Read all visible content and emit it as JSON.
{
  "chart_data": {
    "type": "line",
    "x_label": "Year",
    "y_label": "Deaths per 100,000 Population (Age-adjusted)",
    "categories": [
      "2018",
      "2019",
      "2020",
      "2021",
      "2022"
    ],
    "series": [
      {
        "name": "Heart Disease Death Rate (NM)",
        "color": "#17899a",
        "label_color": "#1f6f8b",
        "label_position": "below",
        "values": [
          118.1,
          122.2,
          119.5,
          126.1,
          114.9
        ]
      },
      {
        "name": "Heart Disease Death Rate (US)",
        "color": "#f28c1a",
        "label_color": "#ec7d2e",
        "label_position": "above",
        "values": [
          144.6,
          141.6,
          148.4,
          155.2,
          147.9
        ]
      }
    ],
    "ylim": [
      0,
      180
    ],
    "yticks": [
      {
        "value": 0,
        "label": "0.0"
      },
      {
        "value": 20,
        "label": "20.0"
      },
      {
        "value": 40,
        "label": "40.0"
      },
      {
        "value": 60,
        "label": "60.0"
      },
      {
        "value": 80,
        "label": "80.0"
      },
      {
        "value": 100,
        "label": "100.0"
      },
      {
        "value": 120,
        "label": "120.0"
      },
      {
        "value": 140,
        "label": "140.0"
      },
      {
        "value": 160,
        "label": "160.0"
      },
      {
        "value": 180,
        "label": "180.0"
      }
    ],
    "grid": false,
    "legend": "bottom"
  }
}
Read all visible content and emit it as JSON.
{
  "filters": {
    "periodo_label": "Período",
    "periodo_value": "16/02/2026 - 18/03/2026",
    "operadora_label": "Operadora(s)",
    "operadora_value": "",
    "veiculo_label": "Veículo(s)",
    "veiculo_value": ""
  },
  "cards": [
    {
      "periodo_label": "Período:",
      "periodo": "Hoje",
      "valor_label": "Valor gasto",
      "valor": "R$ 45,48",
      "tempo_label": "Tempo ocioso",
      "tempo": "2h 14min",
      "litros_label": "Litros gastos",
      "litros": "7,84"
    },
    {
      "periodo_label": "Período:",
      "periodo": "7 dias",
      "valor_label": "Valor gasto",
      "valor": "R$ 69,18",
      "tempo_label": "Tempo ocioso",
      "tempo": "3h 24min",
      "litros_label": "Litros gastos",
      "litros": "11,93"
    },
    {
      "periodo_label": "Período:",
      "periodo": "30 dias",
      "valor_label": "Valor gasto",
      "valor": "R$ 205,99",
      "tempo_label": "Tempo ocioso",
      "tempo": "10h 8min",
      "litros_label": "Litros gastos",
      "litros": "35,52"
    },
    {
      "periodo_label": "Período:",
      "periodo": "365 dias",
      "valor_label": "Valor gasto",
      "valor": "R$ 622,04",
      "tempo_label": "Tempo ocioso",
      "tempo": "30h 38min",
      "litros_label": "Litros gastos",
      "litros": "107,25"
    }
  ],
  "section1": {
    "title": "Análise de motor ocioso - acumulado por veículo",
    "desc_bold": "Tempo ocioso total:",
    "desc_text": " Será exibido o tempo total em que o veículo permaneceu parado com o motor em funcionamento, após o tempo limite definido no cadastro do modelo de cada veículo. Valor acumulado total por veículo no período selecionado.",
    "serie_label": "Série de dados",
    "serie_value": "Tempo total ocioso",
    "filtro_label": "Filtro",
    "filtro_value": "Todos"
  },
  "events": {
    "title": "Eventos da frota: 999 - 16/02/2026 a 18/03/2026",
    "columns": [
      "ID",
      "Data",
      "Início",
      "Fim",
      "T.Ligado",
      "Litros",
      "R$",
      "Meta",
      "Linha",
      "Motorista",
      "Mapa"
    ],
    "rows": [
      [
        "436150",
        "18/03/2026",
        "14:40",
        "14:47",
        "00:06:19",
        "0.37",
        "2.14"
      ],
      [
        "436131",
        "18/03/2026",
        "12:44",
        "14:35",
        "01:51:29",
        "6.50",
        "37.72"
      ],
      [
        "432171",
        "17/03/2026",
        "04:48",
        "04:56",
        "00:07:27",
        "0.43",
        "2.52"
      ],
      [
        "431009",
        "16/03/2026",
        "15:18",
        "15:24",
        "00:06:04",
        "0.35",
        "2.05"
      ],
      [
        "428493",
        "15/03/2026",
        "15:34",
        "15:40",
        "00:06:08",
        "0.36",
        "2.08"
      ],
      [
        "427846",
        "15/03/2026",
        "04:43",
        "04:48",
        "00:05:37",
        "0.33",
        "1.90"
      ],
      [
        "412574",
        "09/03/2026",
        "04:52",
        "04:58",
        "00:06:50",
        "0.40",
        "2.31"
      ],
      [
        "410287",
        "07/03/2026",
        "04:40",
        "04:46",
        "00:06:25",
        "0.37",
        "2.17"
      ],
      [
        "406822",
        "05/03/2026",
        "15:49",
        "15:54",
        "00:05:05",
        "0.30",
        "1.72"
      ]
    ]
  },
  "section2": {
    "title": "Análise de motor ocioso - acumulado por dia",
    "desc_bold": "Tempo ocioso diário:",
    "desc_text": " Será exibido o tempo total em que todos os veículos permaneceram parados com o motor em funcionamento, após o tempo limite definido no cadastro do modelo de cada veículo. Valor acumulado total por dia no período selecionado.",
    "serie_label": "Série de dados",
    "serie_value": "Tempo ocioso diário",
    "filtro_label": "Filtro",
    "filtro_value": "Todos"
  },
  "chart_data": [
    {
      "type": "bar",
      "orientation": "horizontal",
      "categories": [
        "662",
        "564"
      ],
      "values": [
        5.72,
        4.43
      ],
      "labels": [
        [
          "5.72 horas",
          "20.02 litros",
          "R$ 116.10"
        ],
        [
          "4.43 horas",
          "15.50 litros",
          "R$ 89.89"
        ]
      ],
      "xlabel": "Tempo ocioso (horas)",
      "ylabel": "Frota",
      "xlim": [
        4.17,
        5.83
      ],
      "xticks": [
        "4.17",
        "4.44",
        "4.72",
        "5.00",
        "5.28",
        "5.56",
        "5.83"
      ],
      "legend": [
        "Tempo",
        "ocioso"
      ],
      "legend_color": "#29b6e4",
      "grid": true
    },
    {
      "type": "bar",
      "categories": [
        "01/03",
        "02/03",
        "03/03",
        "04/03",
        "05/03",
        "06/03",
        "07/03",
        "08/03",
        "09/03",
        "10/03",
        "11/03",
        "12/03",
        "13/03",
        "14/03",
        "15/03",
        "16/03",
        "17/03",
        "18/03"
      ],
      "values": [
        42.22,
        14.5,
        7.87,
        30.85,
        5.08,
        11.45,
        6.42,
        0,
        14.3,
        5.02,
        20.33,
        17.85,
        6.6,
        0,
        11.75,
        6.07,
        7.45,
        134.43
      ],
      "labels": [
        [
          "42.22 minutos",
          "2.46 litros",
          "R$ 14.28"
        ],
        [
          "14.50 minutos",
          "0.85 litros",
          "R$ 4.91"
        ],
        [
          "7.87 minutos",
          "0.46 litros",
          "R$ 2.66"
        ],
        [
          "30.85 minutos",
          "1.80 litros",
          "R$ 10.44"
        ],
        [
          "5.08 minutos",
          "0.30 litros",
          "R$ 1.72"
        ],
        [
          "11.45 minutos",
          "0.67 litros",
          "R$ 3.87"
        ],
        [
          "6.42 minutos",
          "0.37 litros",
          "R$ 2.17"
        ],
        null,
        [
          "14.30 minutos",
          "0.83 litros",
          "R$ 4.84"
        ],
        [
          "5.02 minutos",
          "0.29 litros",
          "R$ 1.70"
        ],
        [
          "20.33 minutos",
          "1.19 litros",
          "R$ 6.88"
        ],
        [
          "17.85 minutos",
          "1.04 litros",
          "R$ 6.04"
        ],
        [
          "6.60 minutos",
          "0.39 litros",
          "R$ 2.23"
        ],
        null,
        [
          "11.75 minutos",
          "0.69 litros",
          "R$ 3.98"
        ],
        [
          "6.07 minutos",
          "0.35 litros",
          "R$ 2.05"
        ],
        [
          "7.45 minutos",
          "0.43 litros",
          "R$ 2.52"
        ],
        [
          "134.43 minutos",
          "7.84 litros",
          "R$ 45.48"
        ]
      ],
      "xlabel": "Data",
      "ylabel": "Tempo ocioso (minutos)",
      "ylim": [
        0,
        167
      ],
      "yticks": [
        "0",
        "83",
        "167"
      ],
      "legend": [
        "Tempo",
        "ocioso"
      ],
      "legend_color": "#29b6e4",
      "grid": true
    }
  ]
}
________________
GIVEN INSTRUCTION >> Copy every line of the listing that contains the word "após".

REPLY TO THE TASK >>
    "desc_text": " Será exibido o tempo total em que o veículo permaneceu parado com o motor em funcionamento, após o tempo limite definido no cadastro do modelo de cada veículo. Valor acumulado total por veículo no período selecionado.",
    "desc_text": " Será exibido o tempo total em que todos os veículos permaneceram parados com o motor em funcionamento, após o tempo limite definido no cadastro do modelo de cada veículo. Valor acumulado total por dia no período selecionado.",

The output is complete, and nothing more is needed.